- _Exercise brief_: Among the lines below, list those containing the string "name".

- _Collection entries_:
┄┄┄┄┄┄

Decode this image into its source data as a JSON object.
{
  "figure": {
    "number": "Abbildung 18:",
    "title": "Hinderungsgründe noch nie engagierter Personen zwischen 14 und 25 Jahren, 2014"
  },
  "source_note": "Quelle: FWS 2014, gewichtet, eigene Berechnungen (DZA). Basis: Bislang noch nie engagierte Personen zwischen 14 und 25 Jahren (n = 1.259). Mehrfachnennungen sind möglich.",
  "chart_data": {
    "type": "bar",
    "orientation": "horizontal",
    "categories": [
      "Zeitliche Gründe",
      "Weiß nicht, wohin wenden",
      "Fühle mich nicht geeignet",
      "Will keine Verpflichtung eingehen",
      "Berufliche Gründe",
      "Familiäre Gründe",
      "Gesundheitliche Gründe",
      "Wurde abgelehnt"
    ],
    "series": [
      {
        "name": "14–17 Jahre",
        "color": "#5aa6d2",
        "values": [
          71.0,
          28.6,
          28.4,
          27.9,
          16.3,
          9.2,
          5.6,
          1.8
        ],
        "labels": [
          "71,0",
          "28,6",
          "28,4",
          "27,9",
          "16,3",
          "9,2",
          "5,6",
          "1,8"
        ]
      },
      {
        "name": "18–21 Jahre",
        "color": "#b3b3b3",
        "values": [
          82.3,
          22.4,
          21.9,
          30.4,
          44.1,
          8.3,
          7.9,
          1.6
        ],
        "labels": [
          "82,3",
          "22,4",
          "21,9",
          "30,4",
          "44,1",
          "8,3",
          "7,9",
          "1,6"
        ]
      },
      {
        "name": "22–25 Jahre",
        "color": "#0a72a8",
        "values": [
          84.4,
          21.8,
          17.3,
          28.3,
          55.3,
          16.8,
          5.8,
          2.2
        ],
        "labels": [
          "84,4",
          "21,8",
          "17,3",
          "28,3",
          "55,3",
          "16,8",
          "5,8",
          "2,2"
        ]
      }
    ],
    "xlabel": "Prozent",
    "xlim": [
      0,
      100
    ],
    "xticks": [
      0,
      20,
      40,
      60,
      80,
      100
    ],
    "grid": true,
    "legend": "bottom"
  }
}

┄┄┄┄┄┄

- _In response_:
        "name": "14–17 Jahre",
        "name": "18–21 Jahre",
        "name": "22–25 Jahre",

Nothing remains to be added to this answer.